==== SUPPLIED MATERIAL

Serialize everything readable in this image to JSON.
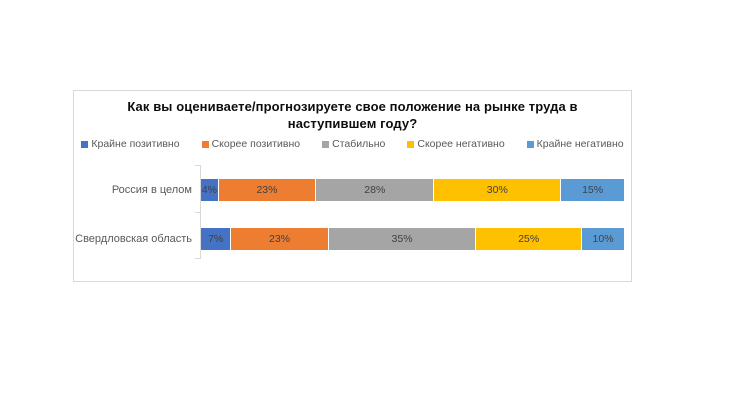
{
  "page": {
    "background": "#ffffff"
  },
  "panel": {
    "background": "#ffffff",
    "border_color": "#d9d9d9"
  },
  "title": {
    "line1": "Как вы оцениваете/прогнозируете свое положение на рынке труда в",
    "line2": "наступившем году?"
  },
  "chart_data": {
    "type": "bar",
    "orientation": "horizontal",
    "stacked": true,
    "title": "Как вы оцениваете/прогнозируете свое положение на рынке труда в наступившем году?",
    "categories": [
      "Россия в целом",
      "Свердловская область"
    ],
    "series": [
      {
        "name": "Крайне позитивно",
        "color": "#4472c4",
        "values": [
          4,
          7
        ]
      },
      {
        "name": "Скорее позитивно",
        "color": "#ed7d31",
        "values": [
          23,
          23
        ]
      },
      {
        "name": "Стабильно",
        "color": "#a5a5a5",
        "values": [
          28,
          35
        ]
      },
      {
        "name": "Скорее негативно",
        "color": "#ffc000",
        "values": [
          30,
          25
        ]
      },
      {
        "name": "Крайне негативно",
        "color": "#5b9bd5",
        "values": [
          15,
          10
        ]
      }
    ],
    "value_suffix": "%",
    "xlim": [
      0,
      100
    ],
    "grid": false,
    "legend_position": "top",
    "data_label_color": "#404040",
    "category_label_color": "#595959",
    "legend_text_color": "#595959",
    "axis_color": "#d9d9d9"
  }
}
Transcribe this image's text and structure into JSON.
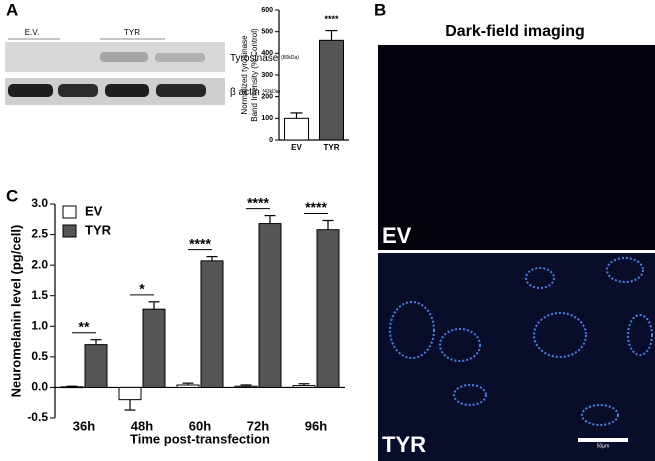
{
  "panel_labels": [
    "A",
    "B",
    "C"
  ],
  "blot": {
    "lanes": [
      "E.V.",
      "TYR"
    ],
    "bands": [
      {
        "name": "Tyrosinase",
        "size": "(80kDa)"
      },
      {
        "name": "β actin",
        "size": "(43kDa)"
      }
    ]
  },
  "imaging": {
    "title": "Dark-field imaging",
    "panels": [
      "EV",
      "TYR"
    ],
    "scale_bar": "50µm"
  },
  "chart_data": [
    {
      "type": "bar",
      "ylabel": [
        "Normalized tyrosinase",
        "Band Intensity (% Control)"
      ],
      "categories": [
        "EV",
        "TYR"
      ],
      "series": [
        {
          "colors": [
            "#ffffff",
            "#555555"
          ],
          "values": [
            100,
            460
          ],
          "errors": [
            25,
            45
          ]
        }
      ],
      "significance": [
        null,
        "****"
      ],
      "ylim": [
        0,
        600
      ],
      "yticks": [
        0,
        100,
        200,
        300,
        400,
        500,
        600
      ]
    },
    {
      "type": "bar",
      "ylabel": "Neuromelanin level (pg/cell)",
      "xlabel": "Time post-transfection",
      "categories": [
        "36h",
        "48h",
        "60h",
        "72h",
        "96h"
      ],
      "series": [
        {
          "name": "EV",
          "color": "#ffffff",
          "values": [
            0.01,
            -0.2,
            0.04,
            0.02,
            0.03
          ],
          "errors": [
            0.01,
            0.17,
            0.03,
            0.02,
            0.03
          ]
        },
        {
          "name": "TYR",
          "color": "#555555",
          "values": [
            0.7,
            1.28,
            2.07,
            2.68,
            2.58
          ],
          "errors": [
            0.08,
            0.12,
            0.07,
            0.13,
            0.15
          ]
        }
      ],
      "significance": [
        "**",
        "*",
        "****",
        "****",
        "****"
      ],
      "legend": "upper left",
      "ylim": [
        -0.5,
        3.0
      ],
      "yticks": [
        {
          "value": -0.5,
          "label": "-0.5"
        },
        {
          "value": 0,
          "label": "0.0"
        },
        {
          "value": 0.5,
          "label": "0.5"
        },
        {
          "value": 1,
          "label": "1.0"
        },
        {
          "value": 1.5,
          "label": "1.5"
        },
        {
          "value": 2,
          "label": "2.0"
        },
        {
          "value": 2.5,
          "label": "2.5"
        },
        {
          "value": 3,
          "label": "3.0"
        }
      ]
    }
  ]
}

========

_WHAT THE TASK REQUIRES_
Print each entry shown above with exact wording and no pictures.

_EXERCISE OUTPUT_
Serialize everything readable in this image to JSON.
{
  "page": {
    "background": "#ffffff"
  },
  "panel": {
    "background": "#ffffff",
    "border_color": "#d9d9d9"
  },
  "title": {
    "line1": "Как вы оцениваете/прогнозируете свое положение на рынке труда в",
    "line2": "наступившем году?"
  },
  "chart_data": {
    "type": "bar",
    "orientation": "horizontal",
    "stacked": true,
    "title": "Как вы оцениваете/прогнозируете свое положение на рынке труда в наступившем году?",
    "categories": [
      "Россия в целом",
      "Свердловская область"
    ],
    "series": [
      {
        "name": "Крайне позитивно",
        "color": "#4472c4",
        "values": [
          4,
          7
        ]
      },
      {
        "name": "Скорее позитивно",
        "color": "#ed7d31",
        "values": [
          23,
          23
        ]
      },
      {
        "name": "Стабильно",
        "color": "#a5a5a5",
        "values": [
          28,
          35
        ]
      },
      {
        "name": "Скорее негативно",
        "color": "#ffc000",
        "values": [
          30,
          25
        ]
      },
      {
        "name": "Крайне негативно",
        "color": "#5b9bd5",
        "values": [
          15,
          10
        ]
      }
    ],
    "value_suffix": "%",
    "xlim": [
      0,
      100
    ],
    "grid": false,
    "legend_position": "top",
    "data_label_color": "#404040",
    "category_label_color": "#595959",
    "legend_text_color": "#595959",
    "axis_color": "#d9d9d9"
  }
}
Transcribe this image's text and structure into JSON.
{
  "panel_labels": [
    "A",
    "B",
    "C"
  ],
  "blot": {
    "lanes": [
      "E.V.",
      "TYR"
    ],
    "bands": [
      {
        "name": "Tyrosinase",
        "size": "(80kDa)"
      },
      {
        "name": "β actin",
        "size": "(43kDa)"
      }
    ]
  },
  "imaging": {
    "title": "Dark-field imaging",
    "panels": [
      "EV",
      "TYR"
    ],
    "scale_bar": "50µm"
  },
  "chart_data": [
    {
      "type": "bar",
      "ylabel": [
        "Normalized tyrosinase",
        "Band Intensity (% Control)"
      ],
      "categories": [
        "EV",
        "TYR"
      ],
      "series": [
        {
          "colors": [
            "#ffffff",
            "#555555"
          ],
          "values": [
            100,
            460
          ],
          "errors": [
            25,
            45
          ]
        }
      ],
      "significance": [
        null,
        "****"
      ],
      "ylim": [
        0,
        600
      ],
      "yticks": [
        0,
        100,
        200,
        300,
        400,
        500,
        600
      ]
    },
    {
      "type": "bar",
      "ylabel": "Neuromelanin level (pg/cell)",
      "xlabel": "Time post-transfection",
      "categories": [
        "36h",
        "48h",
        "60h",
        "72h",
        "96h"
      ],
      "series": [
        {
          "name": "EV",
          "color": "#ffffff",
          "values": [
            0.01,
            -0.2,
            0.04,
            0.02,
            0.03
          ],
          "errors": [
            0.01,
            0.17,
            0.03,
            0.02,
            0.03
          ]
        },
        {
          "name": "TYR",
          "color": "#555555",
          "values": [
            0.7,
            1.28,
            2.07,
            2.68,
            2.58
          ],
          "errors": [
            0.08,
            0.12,
            0.07,
            0.13,
            0.15
          ]
        }
      ],
      "significance": [
        "**",
        "*",
        "****",
        "****",
        "****"
      ],
      "legend": "upper left",
      "ylim": [
        -0.5,
        3.0
      ],
      "yticks": [
        {
          "value": -0.5,
          "label": "-0.5"
        },
        {
          "value": 0,
          "label": "0.0"
        },
        {
          "value": 0.5,
          "label": "0.5"
        },
        {
          "value": 1,
          "label": "1.0"
        },
        {
          "value": 1.5,
          "label": "1.5"
        },
        {
          "value": 2,
          "label": "2.0"
        },
        {
          "value": 2.5,
          "label": "2.5"
        },
        {
          "value": 3,
          "label": "3.0"
        }
      ]
    }
  ]
}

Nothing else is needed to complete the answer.